• BRIEF:
Reproduce the lines of the items verbatim, beginning at the line that contains "y-tick-label: 20 (90, 459, 113, 476)" and ending after the line that contains "list each element". Both of these lines are included.

Items stored from a collection

---+---

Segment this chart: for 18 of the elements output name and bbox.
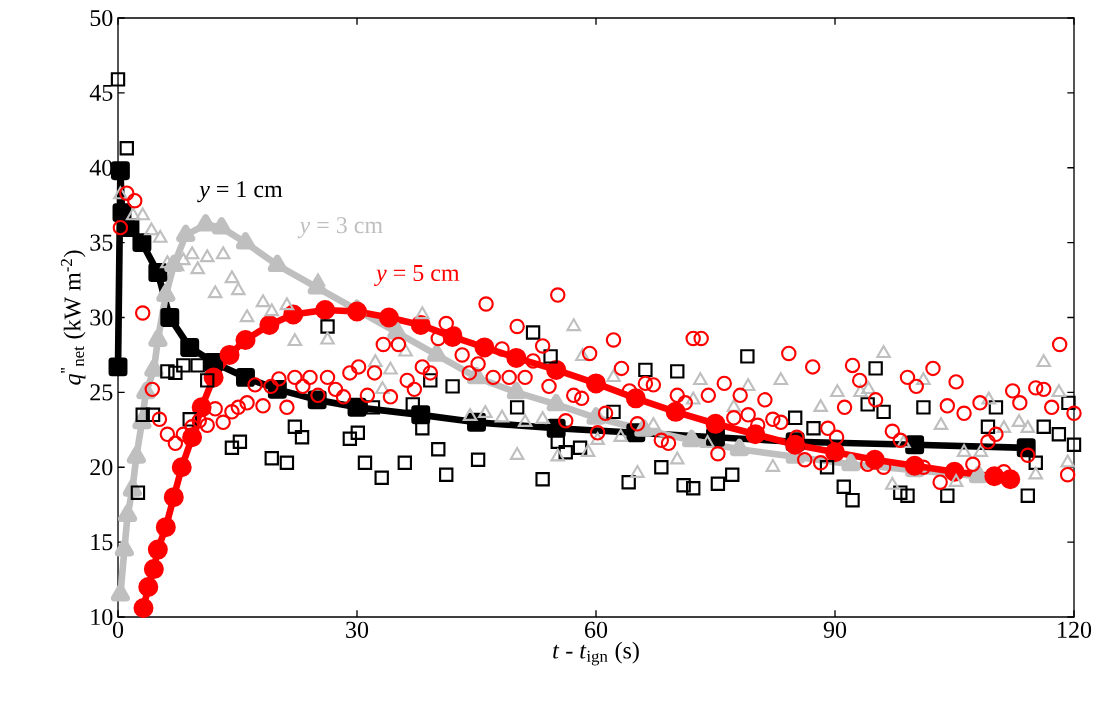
y-tick-label: 20 (90, 459, 113, 476)
y-tick-label: 50 (90, 9, 113, 27)
x-axis-title: t - t$_{ign}$ (s) (553, 641, 639, 666)
y-tick-label: 35 (90, 234, 113, 251)
x-tick-label: 120 (1058, 621, 1092, 638)
annotation: y = 5 cm (374, 265, 460, 287)
y-tick-label: 10 (91, 608, 113, 626)
x-tick-label: 0 (112, 621, 124, 638)
y-axis-title: q$^{''}$$_{net}$ (kW m$^{-2}$) (60, 250, 86, 385)
annotation: y = 3 cm (297, 217, 383, 239)
x-tick-label: 30 (346, 621, 369, 638)
y-tick-label: 45 (89, 84, 113, 101)
y-tick-label: 25 (90, 384, 113, 401)
y-tick-label: 30 (90, 309, 113, 326)
x-tick-label: 90 (823, 621, 847, 638)
y-tick-label: 15 (91, 534, 113, 551)
x-tick-label: 60 (585, 621, 608, 638)
annotation: y = 1 cm (197, 181, 283, 203)
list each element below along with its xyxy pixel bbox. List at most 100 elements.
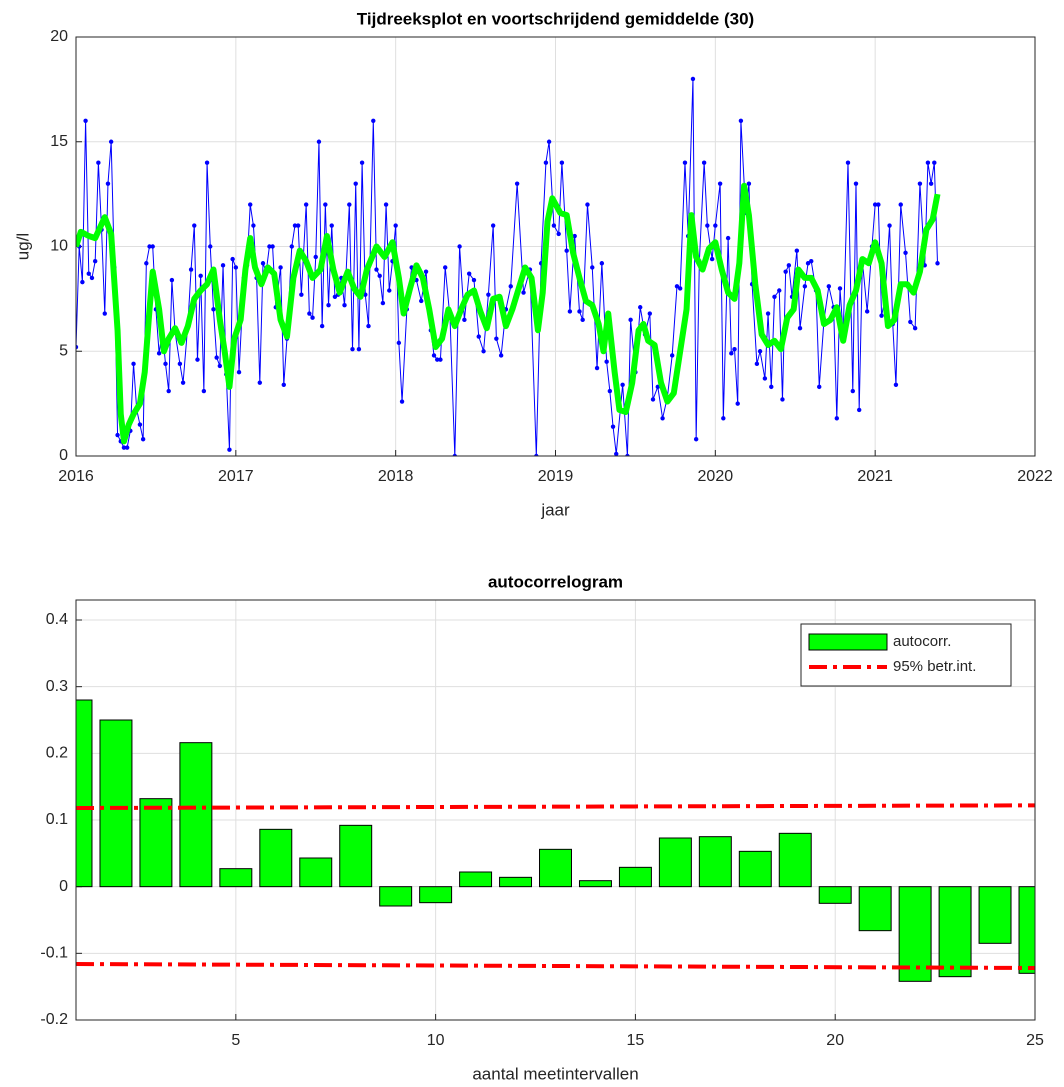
marker (350, 346, 355, 352)
marker (310, 315, 315, 320)
marker (188, 267, 194, 272)
axes-frame (75, 36, 1036, 457)
marker (669, 353, 675, 358)
marker (248, 202, 253, 207)
marker (169, 277, 175, 283)
marker (693, 437, 699, 442)
y-tick-label: 0 (59, 447, 68, 464)
marker (732, 346, 737, 352)
marker (295, 223, 301, 228)
marker (289, 244, 294, 249)
legend-label: autocorr. (893, 633, 951, 650)
marker (864, 309, 870, 314)
marker (180, 380, 186, 385)
marker (374, 267, 379, 272)
marker (908, 319, 913, 325)
marker (932, 160, 937, 165)
marker (607, 388, 613, 394)
marker (204, 160, 210, 165)
marker (772, 294, 777, 299)
marker (610, 424, 616, 429)
marker (925, 160, 931, 165)
marker (177, 361, 183, 367)
marker (590, 265, 595, 270)
marker (556, 231, 561, 237)
marker (80, 279, 85, 285)
marker (303, 202, 309, 207)
marker (251, 223, 256, 228)
marker (347, 202, 352, 207)
marker (898, 202, 903, 207)
marker (233, 265, 239, 270)
marker (115, 432, 120, 438)
marker (366, 323, 371, 329)
line (76, 803, 1035, 810)
marker (76, 344, 79, 350)
marker (757, 349, 763, 354)
marker (682, 160, 688, 165)
marker (777, 288, 782, 293)
marker (393, 223, 398, 228)
x-axis-label: aantal meetintervallen (472, 1064, 638, 1083)
marker (817, 384, 822, 390)
marker (92, 258, 98, 264)
marker (124, 445, 130, 450)
marker (332, 294, 338, 299)
x-tick-label: 10 (427, 1032, 445, 1049)
marker (452, 453, 458, 456)
bar (459, 871, 493, 888)
legend-label: 95% betr.int. (893, 658, 976, 675)
marker (826, 284, 832, 289)
bar (698, 836, 732, 888)
bar (858, 886, 892, 932)
marker (546, 139, 552, 144)
marker (853, 181, 859, 186)
marker (342, 302, 347, 308)
marker (762, 376, 768, 381)
marker (717, 181, 723, 186)
marker (267, 244, 272, 249)
marker (211, 307, 216, 312)
bar (379, 886, 413, 907)
plot-content (76, 699, 1035, 982)
marker (83, 118, 88, 124)
marker (419, 298, 424, 304)
marker (150, 244, 155, 249)
marker (585, 202, 590, 207)
marker (443, 265, 448, 270)
marker (457, 244, 462, 249)
marker (201, 388, 207, 394)
y-tick-label: 0.4 (46, 611, 68, 628)
marker (765, 311, 771, 316)
marker (705, 223, 710, 228)
marker (220, 263, 226, 268)
chart-title: autocorrelogram (488, 572, 623, 591)
marker (299, 292, 304, 297)
marker (614, 451, 619, 456)
marker (837, 286, 843, 291)
y-tick-label: 0 (59, 878, 68, 895)
marker (257, 380, 263, 385)
y-tick-label: 15 (50, 133, 68, 150)
line (76, 962, 1035, 970)
marker (903, 250, 908, 255)
marker (329, 223, 334, 228)
marker (564, 248, 569, 253)
x-tick-label: 25 (1026, 1032, 1044, 1049)
marker (660, 416, 665, 421)
marker (534, 453, 539, 456)
marker (396, 340, 402, 346)
marker (551, 223, 557, 228)
y-tick-label: 10 (50, 238, 68, 255)
marker (725, 235, 731, 241)
marker (195, 357, 200, 362)
marker (377, 273, 382, 279)
marker (625, 453, 630, 456)
legend-box (800, 623, 1012, 687)
legend: autocorr. 95% betr.int. (800, 623, 1012, 687)
marker (769, 384, 774, 390)
marker (96, 160, 101, 165)
plot-content (76, 76, 941, 456)
x-axis-label: jaar (540, 500, 570, 519)
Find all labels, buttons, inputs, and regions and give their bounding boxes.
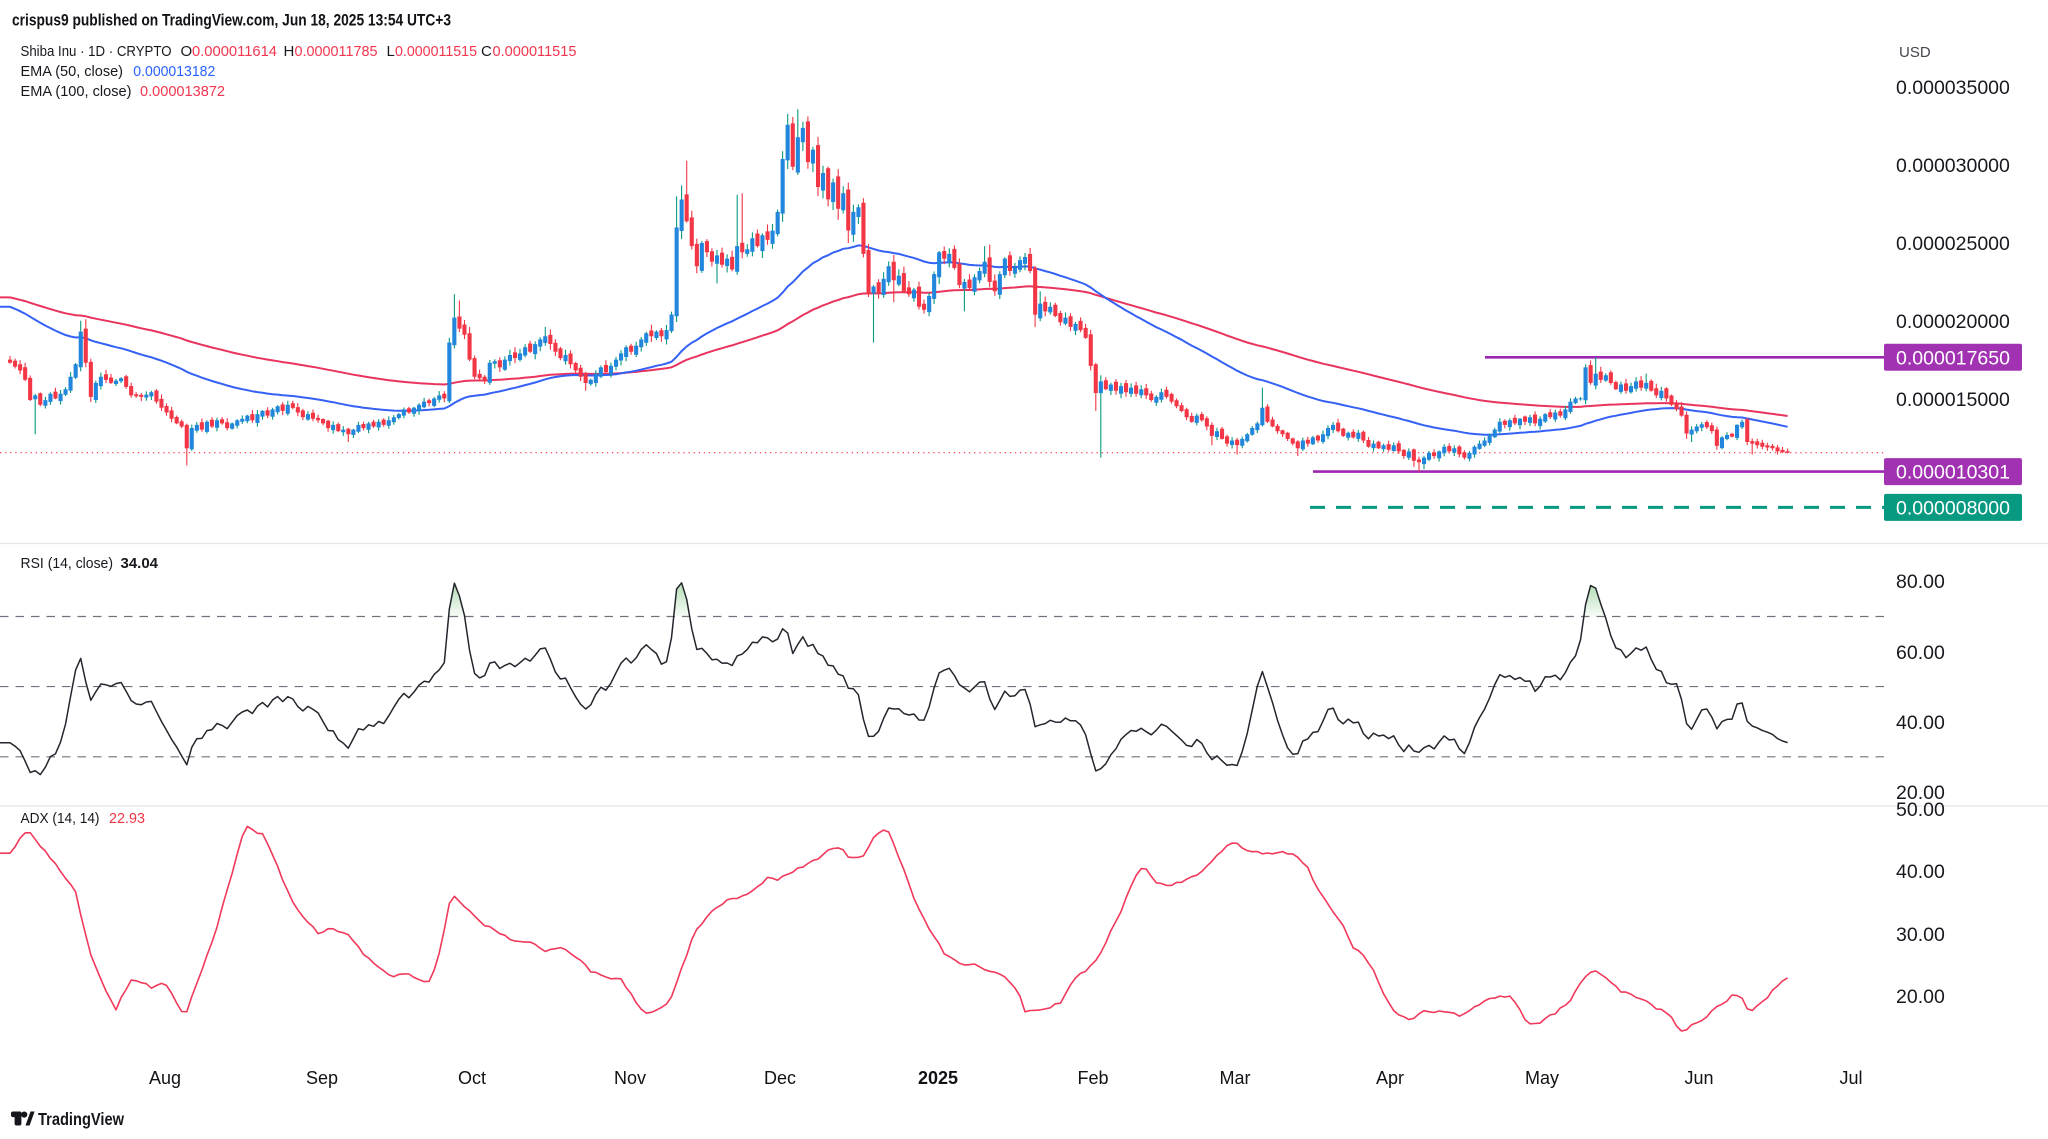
svg-text:0.000017650: 0.000017650 bbox=[1896, 347, 2010, 369]
svg-text:Jul: Jul bbox=[1839, 1068, 1862, 1088]
svg-text:Aug: Aug bbox=[149, 1068, 181, 1088]
svg-text:30.00: 30.00 bbox=[1896, 924, 1945, 946]
svg-text:40.00: 40.00 bbox=[1896, 712, 1945, 734]
svg-text:0.000013872: 0.000013872 bbox=[140, 83, 225, 100]
svg-text:20.00: 20.00 bbox=[1896, 986, 1945, 1008]
svg-text:TradingView: TradingView bbox=[38, 1109, 124, 1129]
svg-text:2025: 2025 bbox=[918, 1068, 958, 1088]
svg-text:May: May bbox=[1525, 1068, 1559, 1088]
svg-text:0.000035000: 0.000035000 bbox=[1896, 77, 2010, 99]
svg-text:0.000011515: 0.000011515 bbox=[395, 43, 477, 60]
svg-text:0.000011515: 0.000011515 bbox=[493, 43, 577, 60]
svg-text:Dec: Dec bbox=[764, 1068, 796, 1088]
svg-text:RSI (14, close): RSI (14, close) bbox=[21, 555, 114, 572]
svg-text:EMA (50, close): EMA (50, close) bbox=[21, 63, 124, 80]
svg-text:H: H bbox=[284, 43, 295, 60]
svg-text:Apr: Apr bbox=[1376, 1068, 1404, 1088]
svg-text:0.000015000: 0.000015000 bbox=[1896, 389, 2010, 411]
svg-text:0.000010301: 0.000010301 bbox=[1896, 462, 2010, 484]
svg-text:80.00: 80.00 bbox=[1896, 571, 1945, 593]
svg-text:crispus9 published on TradingV: crispus9 published on TradingView.com, J… bbox=[12, 11, 451, 30]
svg-text:O: O bbox=[181, 43, 193, 60]
svg-text:L: L bbox=[387, 43, 395, 60]
svg-text:0.000025000: 0.000025000 bbox=[1896, 233, 2010, 255]
svg-text:22.93: 22.93 bbox=[109, 810, 145, 827]
svg-text:0.000030000: 0.000030000 bbox=[1896, 155, 2010, 177]
svg-text:0.000013182: 0.000013182 bbox=[133, 63, 215, 80]
svg-text:0.000020000: 0.000020000 bbox=[1896, 311, 2010, 333]
svg-text:Shiba Inu · 1D · CRYPTO: Shiba Inu · 1D · CRYPTO bbox=[21, 43, 172, 60]
svg-text:0.000008000: 0.000008000 bbox=[1896, 497, 2010, 519]
svg-text:0.000011785: 0.000011785 bbox=[295, 43, 378, 60]
svg-text:Feb: Feb bbox=[1077, 1068, 1108, 1088]
svg-text:34.04: 34.04 bbox=[121, 555, 159, 572]
svg-text:40.00: 40.00 bbox=[1896, 861, 1945, 883]
svg-text:EMA (100, close): EMA (100, close) bbox=[21, 83, 132, 100]
svg-text:ADX (14, 14): ADX (14, 14) bbox=[21, 810, 100, 827]
svg-text:50.00: 50.00 bbox=[1896, 799, 1945, 821]
svg-text:USD: USD bbox=[1899, 44, 1931, 61]
svg-text:Nov: Nov bbox=[614, 1068, 646, 1088]
svg-text:Mar: Mar bbox=[1220, 1068, 1251, 1088]
svg-text:20.00: 20.00 bbox=[1896, 782, 1945, 804]
svg-text:0.000011614: 0.000011614 bbox=[192, 43, 277, 60]
svg-text:C: C bbox=[481, 43, 492, 60]
svg-text:Sep: Sep bbox=[306, 1068, 338, 1088]
svg-text:Jun: Jun bbox=[1684, 1068, 1713, 1088]
svg-text:60.00: 60.00 bbox=[1896, 642, 1945, 664]
svg-text:Oct: Oct bbox=[458, 1068, 486, 1088]
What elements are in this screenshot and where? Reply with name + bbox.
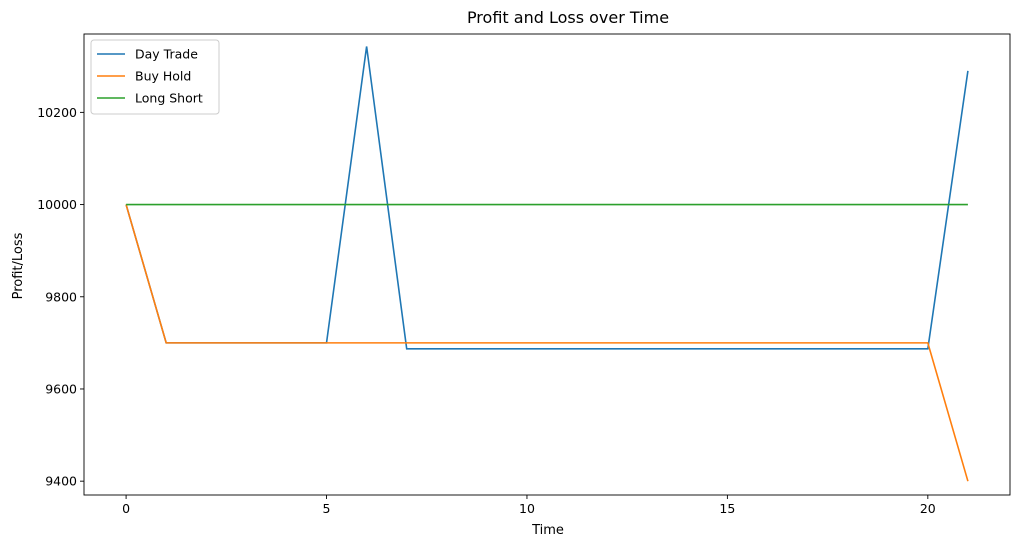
plot-area: 0 5 10 15 20 9400 9600 9800 10000 10200 Day Trade B… [37,33,1011,516]
x-tick-label: 20 [920,501,936,516]
x-tick-label: 10 [519,501,535,516]
y-tick-label: 10000 [37,197,77,212]
x-tick-label: 15 [719,501,735,516]
y-tick-label: 10200 [37,105,77,120]
legend-label: Long Short [135,91,203,106]
x-tick-label: 5 [323,501,331,516]
legend-label: Buy Hold [135,69,191,84]
y-axis-label: Profit/Loss [11,232,26,299]
y-tick-label: 9600 [45,381,77,396]
y-tick-label: 9400 [45,474,77,489]
y-tick-label: 9800 [45,289,77,304]
chart-title: Profit and Loss over Time [467,8,669,27]
x-axis-label: Time [531,523,564,538]
legend-box [90,39,220,115]
x-tick-label: 0 [122,501,130,516]
series-line-buy-hold [125,204,969,482]
plot-frame [83,33,1011,496]
legend-label: Day Trade [135,47,198,62]
series-line-day-trade [125,46,969,350]
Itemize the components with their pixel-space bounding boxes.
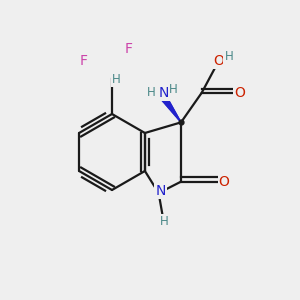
Text: N: N: [158, 86, 169, 100]
Text: H: H: [160, 215, 169, 228]
Polygon shape: [168, 105, 172, 109]
Polygon shape: [159, 93, 165, 98]
Polygon shape: [164, 100, 169, 104]
Polygon shape: [178, 118, 179, 120]
Polygon shape: [170, 107, 173, 110]
Polygon shape: [158, 92, 165, 97]
Polygon shape: [174, 113, 176, 116]
Polygon shape: [169, 106, 172, 109]
Polygon shape: [171, 110, 174, 112]
Text: F: F: [125, 42, 133, 56]
Polygon shape: [160, 94, 166, 99]
Polygon shape: [161, 95, 167, 100]
Text: O: O: [235, 86, 245, 100]
Text: F: F: [80, 54, 88, 68]
Polygon shape: [177, 117, 179, 119]
Text: N: N: [155, 184, 166, 198]
Polygon shape: [172, 110, 175, 113]
Polygon shape: [173, 112, 176, 115]
Polygon shape: [164, 99, 169, 103]
Text: H: H: [147, 86, 156, 99]
Text: H: H: [112, 74, 120, 86]
Polygon shape: [166, 102, 170, 106]
Polygon shape: [167, 104, 172, 108]
Polygon shape: [173, 111, 175, 114]
Polygon shape: [179, 120, 181, 122]
Polygon shape: [176, 116, 178, 117]
Polygon shape: [176, 116, 178, 118]
Polygon shape: [165, 101, 170, 105]
Text: H: H: [224, 50, 233, 63]
Text: H: H: [169, 83, 178, 96]
Polygon shape: [162, 97, 168, 102]
Polygon shape: [175, 114, 177, 116]
Polygon shape: [163, 98, 168, 102]
Text: O: O: [219, 175, 230, 189]
Polygon shape: [167, 103, 171, 107]
Polygon shape: [170, 108, 174, 111]
Text: O: O: [214, 54, 224, 68]
Polygon shape: [161, 96, 167, 101]
Polygon shape: [179, 119, 180, 121]
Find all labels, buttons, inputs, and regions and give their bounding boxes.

---+---

• EXERCISE RESPONSE:
y-tick-label: 20 (90, 459, 113, 476)
y-tick-label: 50 (90, 9, 113, 27)
x-axis-title: t - t$_{ign}$ (s) (553, 641, 639, 666)
y-tick-label: 35 (90, 234, 113, 251)
x-tick-label: 120 (1058, 621, 1092, 638)
annotation: y = 5 cm (374, 265, 460, 287)
y-tick-label: 10 (91, 608, 113, 626)
x-tick-label: 0 (112, 621, 124, 638)
y-axis-title: q$^{''}$$_{net}$ (kW m$^{-2}$) (60, 250, 86, 385)
annotation: y = 3 cm (297, 217, 383, 239)
x-tick-label: 30 (346, 621, 369, 638)
y-tick-label: 45 (89, 84, 113, 101)
y-tick-label: 25 (90, 384, 113, 401)
y-tick-label: 30 (90, 309, 113, 326)
x-tick-label: 90 (823, 621, 847, 638)
y-tick-label: 15 (91, 534, 113, 551)
x-tick-label: 60 (585, 621, 608, 638)
annotation: y = 1 cm (197, 181, 283, 203)
list each element below along with its xyxy pixel bbox. List at most 100 elements.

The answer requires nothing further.